> _What the exercise asks_
Collect every line of the records below that contains the word "Hedge".

╭──

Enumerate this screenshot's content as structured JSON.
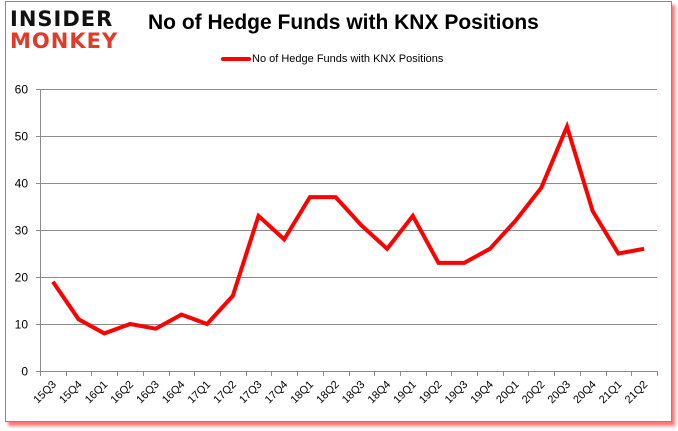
{
  "logo": {
    "line1": "INSIDER",
    "line2": "MONKEY"
  },
  "header": {
    "title": "No of Hedge Funds with KNX Positions"
  },
  "legend": {
    "label": "No of Hedge Funds with KNX Positions",
    "color": "#ff0000"
  },
  "chart_data": {
    "type": "line",
    "title": "No of Hedge Funds with KNX Positions",
    "xlabel": "",
    "ylabel": "",
    "ylim": [
      0,
      60
    ],
    "yticks": [
      0,
      10,
      20,
      30,
      40,
      50,
      60
    ],
    "grid": true,
    "legend_position": "top",
    "categories": [
      "15Q3",
      "15Q4",
      "16Q1",
      "16Q2",
      "16Q3",
      "16Q4",
      "17Q1",
      "17Q2",
      "17Q3",
      "17Q4",
      "18Q1",
      "18Q2",
      "18Q3",
      "18Q4",
      "19Q1",
      "19Q2",
      "19Q3",
      "19Q4",
      "20Q1",
      "20Q2",
      "20Q3",
      "20Q4",
      "21Q1",
      "21Q2"
    ],
    "series": [
      {
        "name": "No of Hedge Funds with KNX Positions",
        "color": "#ff0000",
        "values": [
          19,
          11,
          8,
          10,
          9,
          12,
          10,
          16,
          33,
          28,
          37,
          37,
          31,
          26,
          33,
          23,
          23,
          26,
          32,
          39,
          52,
          34,
          25,
          26
        ]
      }
    ]
  }
}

╰──

> _Answer to this exercise_
    "title": "No of Hedge Funds with KNX Positions"
    "label": "No of Hedge Funds with KNX Positions",
    "title": "No of Hedge Funds with KNX Positions",
        "name": "No of Hedge Funds with KNX Positions",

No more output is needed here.